** BEGIN Data lines **

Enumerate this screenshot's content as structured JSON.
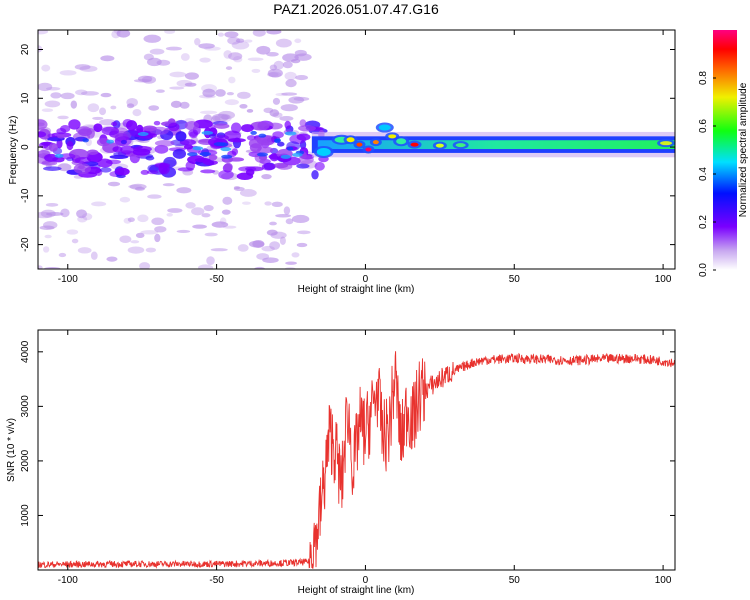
{
  "title": "PAZ1.2026.051.07.47.G16",
  "colors": {
    "snr_line": "#e8322e",
    "axis": "#000000",
    "background": "#ffffff"
  },
  "chart_data": [
    {
      "type": "heatmap",
      "title": "PAZ1.2026.051.07.47.G16",
      "xlabel": "Height of straight line (km)",
      "ylabel": "Frequency (Hz)",
      "xlim": [
        -110,
        104
      ],
      "ylim": [
        -25,
        24
      ],
      "xticks": [
        -100,
        -50,
        0,
        50,
        100
      ],
      "yticks": [
        -20,
        -10,
        0,
        10,
        20
      ],
      "colorbar": {
        "label": "Normalized spectral amplitude",
        "range": [
          0,
          1
        ],
        "ticks": [
          "0.0",
          "0.2",
          "0.4",
          "0.6",
          "0.8"
        ],
        "colormap": "rainbow (violet-blue-cyan-green-yellow-red-magenta)"
      },
      "features": {
        "noisy_region_x": [
          -110,
          -18
        ],
        "noisy_band_freq": [
          -6,
          5
        ],
        "signal_line_freq": 0.5,
        "signal_line_x": [
          -18,
          104
        ],
        "peak_amplitude_near_x": [
          -5,
          17
        ]
      }
    },
    {
      "type": "line",
      "xlabel": "Height of straight line (km)",
      "ylabel": "SNR (10 * v/v)",
      "xlim": [
        -110,
        104
      ],
      "ylim": [
        0,
        4400
      ],
      "xticks": [
        -100,
        -50,
        0,
        50,
        100
      ],
      "yticks": [
        1000,
        2000,
        3000,
        4000
      ],
      "series": [
        {
          "name": "SNR",
          "x": [
            -110,
            -80,
            -50,
            -25,
            -19,
            -15,
            -12,
            -10,
            -8,
            -6,
            -4,
            -2,
            0,
            2,
            4,
            6,
            8,
            10,
            12,
            14,
            16,
            18,
            20,
            24,
            28,
            32,
            36,
            40,
            50,
            60,
            70,
            80,
            90,
            100,
            104
          ],
          "y": [
            100,
            110,
            110,
            130,
            150,
            1100,
            2500,
            2200,
            1500,
            3000,
            1800,
            2700,
            2500,
            2900,
            3300,
            2400,
            2600,
            3600,
            2300,
            3000,
            2700,
            3200,
            3300,
            3450,
            3600,
            3700,
            3800,
            3850,
            3880,
            3860,
            3840,
            3870,
            3880,
            3830,
            3800
          ]
        }
      ]
    }
  ]
}
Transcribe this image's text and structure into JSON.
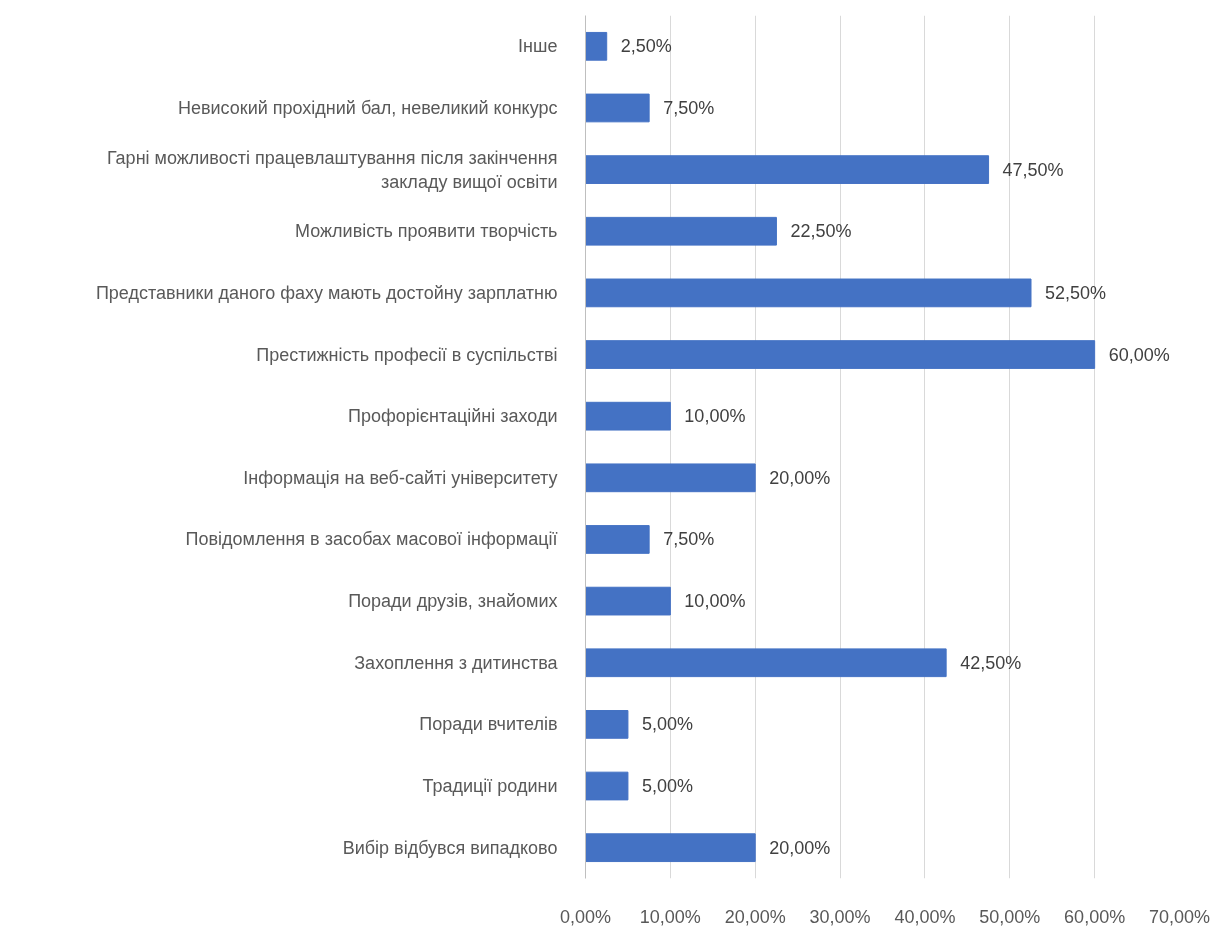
{
  "chart_data": {
    "type": "bar",
    "orientation": "horizontal",
    "categories": [
      "Інше",
      "Невисокий прохідний бал, невеликий конкурс",
      "Гарні можливості працевлаштування після закінчення закладу вищої освіти",
      "Можливість проявити творчість",
      "Представники даного фаху мають достойну зарплатню",
      "Престижність професії в суспільстві",
      "Профорієнтаційні заходи",
      "Інформація на веб-сайті університету",
      "Повідомлення в засобах масової інформації",
      "Поради друзів, знайомих",
      "Захоплення з дитинства",
      "Поради вчителів",
      "Традиції родини",
      "Вибір відбувся випадково"
    ],
    "values": [
      2.5,
      7.5,
      47.5,
      22.5,
      52.5,
      60,
      10,
      20,
      7.5,
      10,
      42.5,
      5,
      5,
      20
    ],
    "value_labels": [
      "2,50%",
      "7,50%",
      "47,50%",
      "22,50%",
      "52,50%",
      "60,00%",
      "10,00%",
      "20,00%",
      "7,50%",
      "10,00%",
      "42,50%",
      "5,00%",
      "5,00%",
      "20,00%"
    ],
    "color": "#4472c4",
    "xlim": [
      0,
      70
    ],
    "xticks": [
      {
        "value": 0,
        "label": "0,00%"
      },
      {
        "value": 10,
        "label": "10,00%"
      },
      {
        "value": 20,
        "label": "20,00%"
      },
      {
        "value": 30,
        "label": "30,00%"
      },
      {
        "value": 40,
        "label": "40,00%"
      },
      {
        "value": 50,
        "label": "50,00%"
      },
      {
        "value": 60,
        "label": "60,00%"
      },
      {
        "value": 70,
        "label": "70,00%"
      }
    ],
    "grid": "x"
  }
}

** END Data lines **

:: Set exercise ::
Set down every entry word for word, but omit the pictures.

:: Exercise result ::
Enumerate this screenshot's content as structured JSON.
{
  "title": "PAZ1.2026.051.07.47.G16",
  "colors": {
    "snr_line": "#e8322e",
    "axis": "#000000",
    "background": "#ffffff"
  },
  "chart_data": [
    {
      "type": "heatmap",
      "title": "PAZ1.2026.051.07.47.G16",
      "xlabel": "Height of straight line (km)",
      "ylabel": "Frequency (Hz)",
      "xlim": [
        -110,
        104
      ],
      "ylim": [
        -25,
        24
      ],
      "xticks": [
        -100,
        -50,
        0,
        50,
        100
      ],
      "yticks": [
        -20,
        -10,
        0,
        10,
        20
      ],
      "colorbar": {
        "label": "Normalized spectral amplitude",
        "range": [
          0,
          1
        ],
        "ticks": [
          "0.0",
          "0.2",
          "0.4",
          "0.6",
          "0.8"
        ],
        "colormap": "rainbow (violet-blue-cyan-green-yellow-red-magenta)"
      },
      "features": {
        "noisy_region_x": [
          -110,
          -18
        ],
        "noisy_band_freq": [
          -6,
          5
        ],
        "signal_line_freq": 0.5,
        "signal_line_x": [
          -18,
          104
        ],
        "peak_amplitude_near_x": [
          -5,
          17
        ]
      }
    },
    {
      "type": "line",
      "xlabel": "Height of straight line (km)",
      "ylabel": "SNR (10 * v/v)",
      "xlim": [
        -110,
        104
      ],
      "ylim": [
        0,
        4400
      ],
      "xticks": [
        -100,
        -50,
        0,
        50,
        100
      ],
      "yticks": [
        1000,
        2000,
        3000,
        4000
      ],
      "series": [
        {
          "name": "SNR",
          "x": [
            -110,
            -80,
            -50,
            -25,
            -19,
            -15,
            -12,
            -10,
            -8,
            -6,
            -4,
            -2,
            0,
            2,
            4,
            6,
            8,
            10,
            12,
            14,
            16,
            18,
            20,
            24,
            28,
            32,
            36,
            40,
            50,
            60,
            70,
            80,
            90,
            100,
            104
          ],
          "y": [
            100,
            110,
            110,
            130,
            150,
            1100,
            2500,
            2200,
            1500,
            3000,
            1800,
            2700,
            2500,
            2900,
            3300,
            2400,
            2600,
            3600,
            2300,
            3000,
            2700,
            3200,
            3300,
            3450,
            3600,
            3700,
            3800,
            3850,
            3880,
            3860,
            3840,
            3870,
            3880,
            3830,
            3800
          ]
        }
      ]
    }
  ]
}
Transcribe this image's text and structure into JSON.
{
  "chart_data": {
    "type": "bar",
    "orientation": "horizontal",
    "categories": [
      "Інше",
      "Невисокий прохідний бал, невеликий конкурс",
      "Гарні можливості працевлаштування після закінчення закладу вищої освіти",
      "Можливість проявити творчість",
      "Представники даного фаху мають достойну зарплатню",
      "Престижність професії в суспільстві",
      "Профорієнтаційні заходи",
      "Інформація на веб-сайті університету",
      "Повідомлення в засобах масової інформації",
      "Поради друзів, знайомих",
      "Захоплення з дитинства",
      "Поради вчителів",
      "Традиції родини",
      "Вибір відбувся випадково"
    ],
    "values": [
      2.5,
      7.5,
      47.5,
      22.5,
      52.5,
      60,
      10,
      20,
      7.5,
      10,
      42.5,
      5,
      5,
      20
    ],
    "value_labels": [
      "2,50%",
      "7,50%",
      "47,50%",
      "22,50%",
      "52,50%",
      "60,00%",
      "10,00%",
      "20,00%",
      "7,50%",
      "10,00%",
      "42,50%",
      "5,00%",
      "5,00%",
      "20,00%"
    ],
    "color": "#4472c4",
    "xlim": [
      0,
      70
    ],
    "xticks": [
      {
        "value": 0,
        "label": "0,00%"
      },
      {
        "value": 10,
        "label": "10,00%"
      },
      {
        "value": 20,
        "label": "20,00%"
      },
      {
        "value": 30,
        "label": "30,00%"
      },
      {
        "value": 40,
        "label": "40,00%"
      },
      {
        "value": 50,
        "label": "50,00%"
      },
      {
        "value": 60,
        "label": "60,00%"
      },
      {
        "value": 70,
        "label": "70,00%"
      }
    ],
    "grid": "x"
  }
}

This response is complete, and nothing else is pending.